- _WHAT THE TASK REQUIRES_:
Reproduce each line from the records that holds "State".

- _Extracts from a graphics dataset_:
::::::::::

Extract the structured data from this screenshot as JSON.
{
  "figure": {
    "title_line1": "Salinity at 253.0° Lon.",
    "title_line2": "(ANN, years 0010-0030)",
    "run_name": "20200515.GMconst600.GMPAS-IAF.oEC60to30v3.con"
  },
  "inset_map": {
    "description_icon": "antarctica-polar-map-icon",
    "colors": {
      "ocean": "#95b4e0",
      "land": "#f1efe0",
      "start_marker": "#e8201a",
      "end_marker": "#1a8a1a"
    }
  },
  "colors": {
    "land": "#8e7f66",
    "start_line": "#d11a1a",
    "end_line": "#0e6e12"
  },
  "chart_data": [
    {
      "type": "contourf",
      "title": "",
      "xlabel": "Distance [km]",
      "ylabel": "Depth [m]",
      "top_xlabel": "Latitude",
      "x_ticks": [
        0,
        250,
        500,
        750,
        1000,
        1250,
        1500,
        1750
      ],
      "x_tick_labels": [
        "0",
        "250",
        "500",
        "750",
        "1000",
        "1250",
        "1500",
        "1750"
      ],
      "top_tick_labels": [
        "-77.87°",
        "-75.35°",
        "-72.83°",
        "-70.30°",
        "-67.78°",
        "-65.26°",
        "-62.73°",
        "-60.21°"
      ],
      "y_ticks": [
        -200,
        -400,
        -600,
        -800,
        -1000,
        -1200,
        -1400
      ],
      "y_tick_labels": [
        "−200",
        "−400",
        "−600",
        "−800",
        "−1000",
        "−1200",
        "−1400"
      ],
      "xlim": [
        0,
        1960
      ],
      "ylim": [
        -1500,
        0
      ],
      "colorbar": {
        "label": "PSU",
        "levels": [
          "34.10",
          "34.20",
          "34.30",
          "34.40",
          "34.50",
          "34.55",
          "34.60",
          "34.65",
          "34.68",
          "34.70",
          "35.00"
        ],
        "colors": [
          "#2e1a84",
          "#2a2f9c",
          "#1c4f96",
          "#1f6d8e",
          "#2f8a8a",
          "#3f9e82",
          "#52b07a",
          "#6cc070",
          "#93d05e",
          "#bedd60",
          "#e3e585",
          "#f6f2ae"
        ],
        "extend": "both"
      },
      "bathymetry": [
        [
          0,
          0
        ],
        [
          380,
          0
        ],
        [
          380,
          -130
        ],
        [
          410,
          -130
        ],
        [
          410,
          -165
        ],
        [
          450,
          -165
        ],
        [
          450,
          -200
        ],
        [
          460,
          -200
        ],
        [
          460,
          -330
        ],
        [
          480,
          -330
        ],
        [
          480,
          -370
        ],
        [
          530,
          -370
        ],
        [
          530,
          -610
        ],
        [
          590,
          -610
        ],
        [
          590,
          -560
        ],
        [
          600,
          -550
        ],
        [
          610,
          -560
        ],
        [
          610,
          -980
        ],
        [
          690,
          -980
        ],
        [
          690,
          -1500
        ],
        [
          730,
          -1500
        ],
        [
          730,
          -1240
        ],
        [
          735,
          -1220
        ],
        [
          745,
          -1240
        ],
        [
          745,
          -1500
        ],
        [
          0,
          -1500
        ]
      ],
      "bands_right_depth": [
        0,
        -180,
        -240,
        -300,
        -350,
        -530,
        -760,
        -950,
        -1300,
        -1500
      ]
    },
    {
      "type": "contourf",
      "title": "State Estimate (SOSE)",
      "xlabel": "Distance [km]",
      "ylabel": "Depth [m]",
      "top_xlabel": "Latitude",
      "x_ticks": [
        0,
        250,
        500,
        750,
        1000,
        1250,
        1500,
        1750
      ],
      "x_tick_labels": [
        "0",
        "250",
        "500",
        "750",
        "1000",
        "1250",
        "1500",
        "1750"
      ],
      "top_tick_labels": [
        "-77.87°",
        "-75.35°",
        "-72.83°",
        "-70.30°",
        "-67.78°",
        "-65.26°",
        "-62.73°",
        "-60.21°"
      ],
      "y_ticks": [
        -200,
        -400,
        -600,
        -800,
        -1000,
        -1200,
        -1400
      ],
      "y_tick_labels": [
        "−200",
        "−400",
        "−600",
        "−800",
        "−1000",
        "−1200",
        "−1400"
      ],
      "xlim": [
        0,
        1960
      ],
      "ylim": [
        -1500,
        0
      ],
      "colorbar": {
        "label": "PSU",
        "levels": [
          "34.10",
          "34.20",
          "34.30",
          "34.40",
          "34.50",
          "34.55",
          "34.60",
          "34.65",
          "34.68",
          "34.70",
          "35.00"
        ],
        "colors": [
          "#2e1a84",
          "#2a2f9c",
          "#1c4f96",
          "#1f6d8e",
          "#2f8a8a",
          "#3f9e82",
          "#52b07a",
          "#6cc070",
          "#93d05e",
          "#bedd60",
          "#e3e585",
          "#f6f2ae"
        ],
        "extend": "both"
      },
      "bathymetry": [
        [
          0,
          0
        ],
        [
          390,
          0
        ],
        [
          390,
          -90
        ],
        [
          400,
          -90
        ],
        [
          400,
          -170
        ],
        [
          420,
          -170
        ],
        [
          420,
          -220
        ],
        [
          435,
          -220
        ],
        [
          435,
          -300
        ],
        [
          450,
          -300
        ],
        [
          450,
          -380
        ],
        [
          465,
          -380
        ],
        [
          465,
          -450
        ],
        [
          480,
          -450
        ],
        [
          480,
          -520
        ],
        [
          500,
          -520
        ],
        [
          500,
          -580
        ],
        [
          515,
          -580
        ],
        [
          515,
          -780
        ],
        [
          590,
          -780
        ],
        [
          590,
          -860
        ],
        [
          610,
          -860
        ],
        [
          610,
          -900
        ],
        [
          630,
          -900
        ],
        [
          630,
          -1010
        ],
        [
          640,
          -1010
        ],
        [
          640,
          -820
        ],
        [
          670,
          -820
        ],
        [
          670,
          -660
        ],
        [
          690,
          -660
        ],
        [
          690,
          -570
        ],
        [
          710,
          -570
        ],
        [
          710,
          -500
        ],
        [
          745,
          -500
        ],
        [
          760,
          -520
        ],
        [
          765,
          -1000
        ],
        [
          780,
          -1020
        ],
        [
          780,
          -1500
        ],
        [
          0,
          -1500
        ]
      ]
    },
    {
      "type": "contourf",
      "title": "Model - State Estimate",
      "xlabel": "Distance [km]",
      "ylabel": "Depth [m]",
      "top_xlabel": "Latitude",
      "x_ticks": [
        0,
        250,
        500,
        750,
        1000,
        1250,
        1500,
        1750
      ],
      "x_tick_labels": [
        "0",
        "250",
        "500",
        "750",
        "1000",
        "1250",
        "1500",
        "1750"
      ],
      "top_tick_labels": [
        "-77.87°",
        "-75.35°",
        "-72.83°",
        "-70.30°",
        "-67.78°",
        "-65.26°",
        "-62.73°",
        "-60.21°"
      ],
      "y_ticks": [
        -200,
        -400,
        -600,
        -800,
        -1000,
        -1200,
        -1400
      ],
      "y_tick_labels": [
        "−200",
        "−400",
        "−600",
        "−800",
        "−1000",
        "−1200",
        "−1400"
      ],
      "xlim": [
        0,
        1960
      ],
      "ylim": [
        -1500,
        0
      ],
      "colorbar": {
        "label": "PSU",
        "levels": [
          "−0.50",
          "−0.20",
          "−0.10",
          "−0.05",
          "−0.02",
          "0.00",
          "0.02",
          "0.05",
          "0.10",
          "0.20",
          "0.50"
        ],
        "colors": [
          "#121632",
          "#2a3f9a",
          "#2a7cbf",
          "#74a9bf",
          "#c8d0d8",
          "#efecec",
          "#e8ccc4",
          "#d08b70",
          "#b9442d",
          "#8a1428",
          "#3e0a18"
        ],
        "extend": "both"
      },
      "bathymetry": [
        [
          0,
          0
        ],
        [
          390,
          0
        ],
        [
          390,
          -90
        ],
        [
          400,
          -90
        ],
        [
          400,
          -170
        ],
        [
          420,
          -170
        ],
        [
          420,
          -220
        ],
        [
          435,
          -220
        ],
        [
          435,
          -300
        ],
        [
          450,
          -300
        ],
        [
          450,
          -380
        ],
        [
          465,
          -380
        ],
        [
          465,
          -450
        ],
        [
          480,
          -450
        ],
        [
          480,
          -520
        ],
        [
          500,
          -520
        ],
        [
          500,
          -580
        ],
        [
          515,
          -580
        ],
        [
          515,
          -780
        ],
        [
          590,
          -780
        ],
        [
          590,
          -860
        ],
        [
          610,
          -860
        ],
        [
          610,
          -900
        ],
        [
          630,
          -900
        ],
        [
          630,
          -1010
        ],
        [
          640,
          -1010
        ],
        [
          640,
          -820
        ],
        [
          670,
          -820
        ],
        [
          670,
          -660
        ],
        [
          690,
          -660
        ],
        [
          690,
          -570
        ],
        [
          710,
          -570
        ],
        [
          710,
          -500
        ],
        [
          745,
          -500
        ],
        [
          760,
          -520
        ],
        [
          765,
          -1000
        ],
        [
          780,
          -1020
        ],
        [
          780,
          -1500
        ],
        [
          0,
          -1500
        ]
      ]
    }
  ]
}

::::::::::

- _EXERCISE SOLUTION_:
      "title": "State Estimate (SOSE)",
      "title": "Model - State Estimate",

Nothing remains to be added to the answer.